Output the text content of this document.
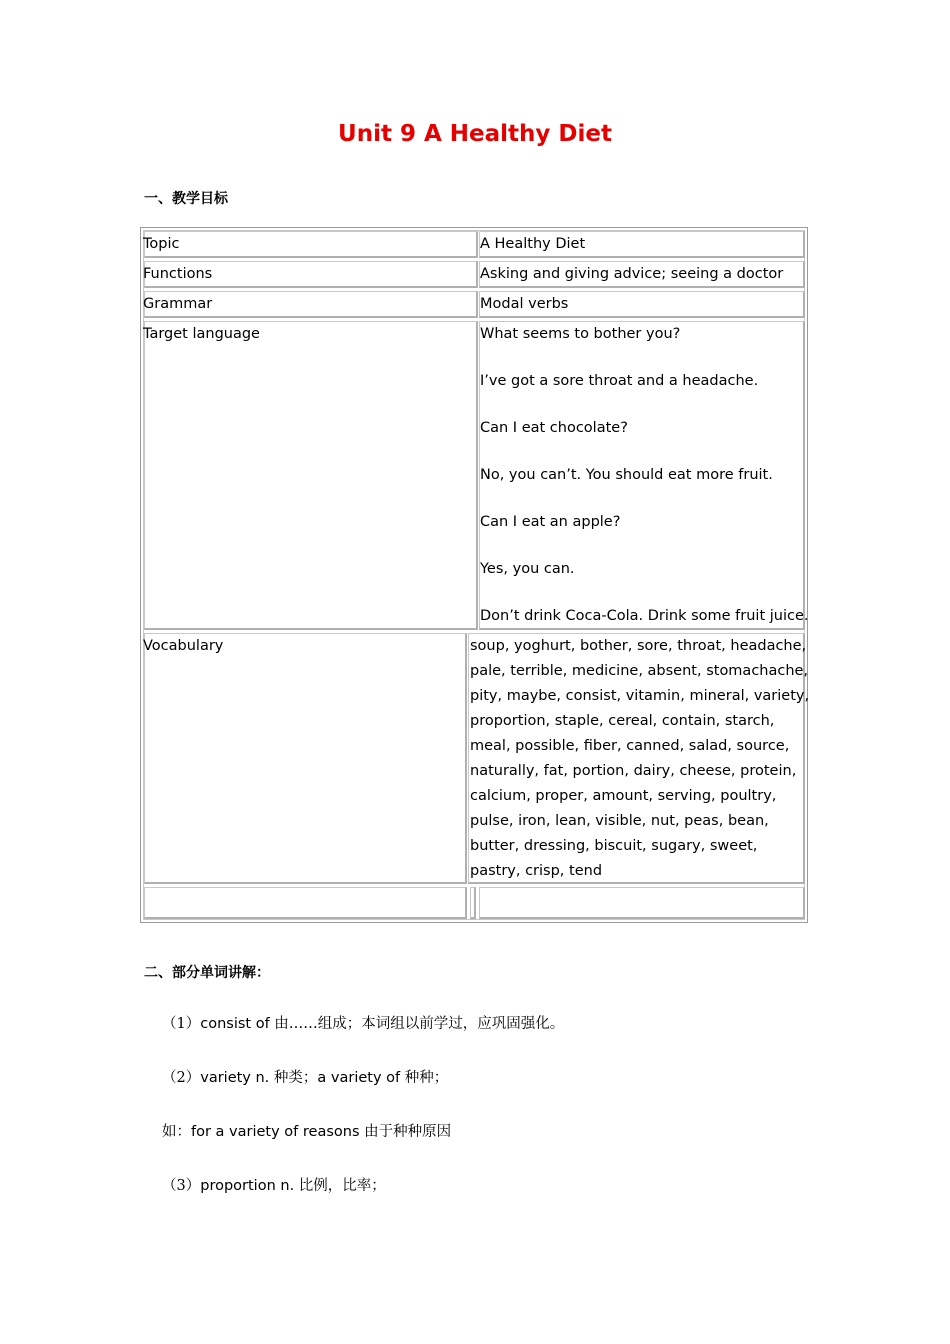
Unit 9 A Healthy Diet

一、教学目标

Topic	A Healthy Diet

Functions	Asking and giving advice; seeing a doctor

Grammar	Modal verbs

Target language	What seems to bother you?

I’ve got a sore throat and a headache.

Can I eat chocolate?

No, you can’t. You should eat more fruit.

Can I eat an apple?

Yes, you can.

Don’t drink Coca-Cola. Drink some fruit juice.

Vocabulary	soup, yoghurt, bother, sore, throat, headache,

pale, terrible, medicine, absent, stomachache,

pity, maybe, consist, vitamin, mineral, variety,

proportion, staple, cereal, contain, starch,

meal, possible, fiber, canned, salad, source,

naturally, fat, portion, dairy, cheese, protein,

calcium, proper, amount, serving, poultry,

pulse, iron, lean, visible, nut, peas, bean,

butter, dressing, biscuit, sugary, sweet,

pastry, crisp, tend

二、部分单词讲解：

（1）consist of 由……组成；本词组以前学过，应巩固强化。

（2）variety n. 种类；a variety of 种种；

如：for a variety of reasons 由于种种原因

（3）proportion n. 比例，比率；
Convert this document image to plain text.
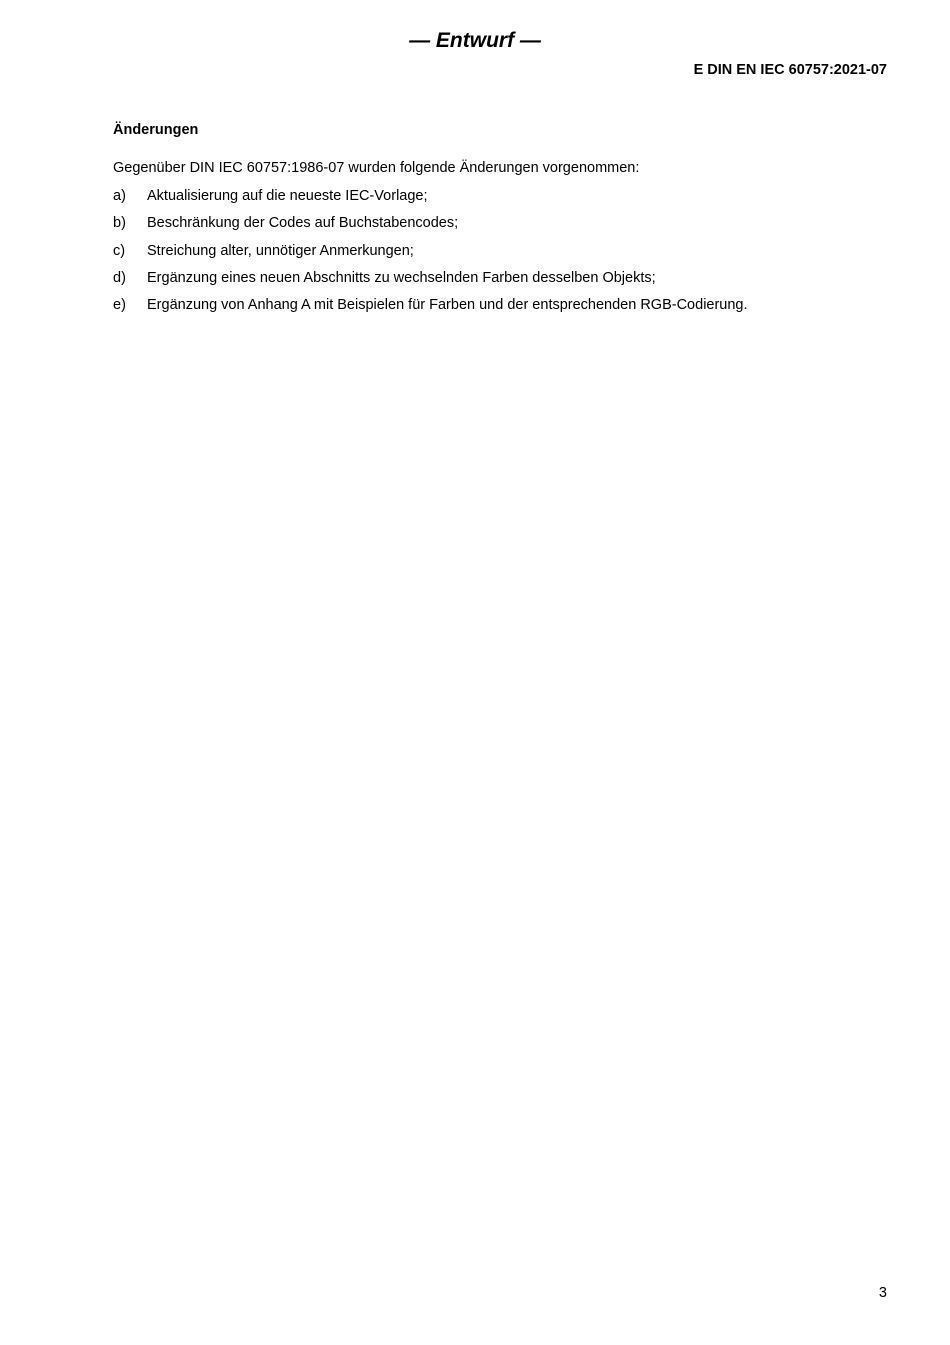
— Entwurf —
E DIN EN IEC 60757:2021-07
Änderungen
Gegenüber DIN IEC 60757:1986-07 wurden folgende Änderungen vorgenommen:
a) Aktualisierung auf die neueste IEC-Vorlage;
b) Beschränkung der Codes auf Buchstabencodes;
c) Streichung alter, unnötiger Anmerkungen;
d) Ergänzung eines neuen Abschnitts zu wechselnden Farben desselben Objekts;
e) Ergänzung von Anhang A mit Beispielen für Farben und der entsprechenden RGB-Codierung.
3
----
Copy every line of the data exactly as written, excluding the pictures.

Output the text content of this document.
Unit 9 A Healthy Diet

一、教学目标

Topic	A Healthy Diet

Functions	Asking and giving advice; seeing a doctor

Grammar	Modal verbs

Target language	What seems to bother you?

I’ve got a sore throat and a headache.

Can I eat chocolate?

No, you can’t. You should eat more fruit.

Can I eat an apple?

Yes, you can.

Don’t drink Coca-Cola. Drink some fruit juice.

Vocabulary	soup, yoghurt, bother, sore, throat, headache,

pale, terrible, medicine, absent, stomachache,

pity, maybe, consist, vitamin, mineral, variety,

proportion, staple, cereal, contain, starch,

meal, possible, fiber, canned, salad, source,

naturally, fat, portion, dairy, cheese, protein,

calcium, proper, amount, serving, poultry,

pulse, iron, lean, visible, nut, peas, bean,

butter, dressing, biscuit, sugary, sweet,

pastry, crisp, tend

二、部分单词讲解：

（1）consist of 由……组成；本词组以前学过，应巩固强化。

（2）variety n. 种类；a variety of 种种；

如：for a variety of reasons 由于种种原因

（3）proportion n. 比例，比率；
Convert this document image to plain text.
— Entwurf —
E DIN EN IEC 60757:2021-07
Änderungen
Gegenüber DIN IEC 60757:1986-07 wurden folgende Änderungen vorgenommen:
a) Aktualisierung auf die neueste IEC-Vorlage;
b) Beschränkung der Codes auf Buchstabencodes;
c) Streichung alter, unnötiger Anmerkungen;
d) Ergänzung eines neuen Abschnitts zu wechselnden Farben desselben Objekts;
e) Ergänzung von Anhang A mit Beispielen für Farben und der entsprechenden RGB-Codierung.
3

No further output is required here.